[Collected data entries]
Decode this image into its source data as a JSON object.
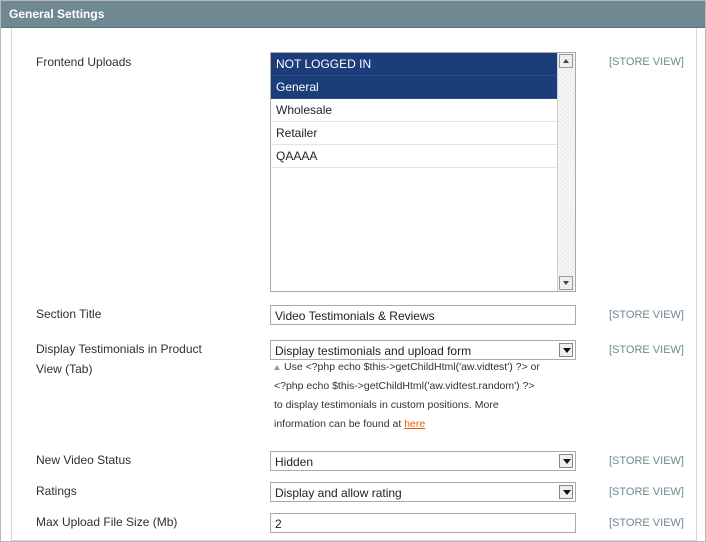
{
  "section": {
    "title": "General Settings"
  },
  "scope_label": "[STORE VIEW]",
  "fields": {
    "frontend_uploads": {
      "label": "Frontend Uploads",
      "options": [
        "NOT LOGGED IN",
        "General",
        "Wholesale",
        "Retailer",
        "QAAAA"
      ],
      "selected": [
        "NOT LOGGED IN",
        "General"
      ]
    },
    "section_title": {
      "label": "Section Title",
      "value": "Video Testimonials & Reviews"
    },
    "display_testimonials": {
      "label_line1": "Display Testimonials in Product",
      "label_line2": "View (Tab)",
      "value": "Display testimonials and upload form",
      "note": {
        "line1": "Use <?php echo $this->getChildHtml('aw.vidtest') ?> or",
        "line2": "<?php echo $this->getChildHtml('aw.vidtest.random') ?>",
        "line3": "to display testimonials in custom positions. More",
        "line4": "information can be found at",
        "link": "here"
      }
    },
    "new_video_status": {
      "label": "New Video Status",
      "value": "Hidden"
    },
    "ratings": {
      "label": "Ratings",
      "value": "Display and allow rating"
    },
    "max_upload": {
      "label": "Max Upload File Size (Mb)",
      "value": "2"
    }
  },
  "icons": {
    "scroll_up": "triangle-up-icon",
    "scroll_down": "triangle-down-icon",
    "dropdown": "chevron-down-icon",
    "note": "triangle-note-icon"
  }
}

Work to be completed: Copy out every line of the data that includes the word "echo".

Response for this exercise:
        "line1": "Use <?php echo $this->getChildHtml('aw.vidtest') ?> or",
        "line2": "<?php echo $this->getChildHtml('aw.vidtest.random') ?>",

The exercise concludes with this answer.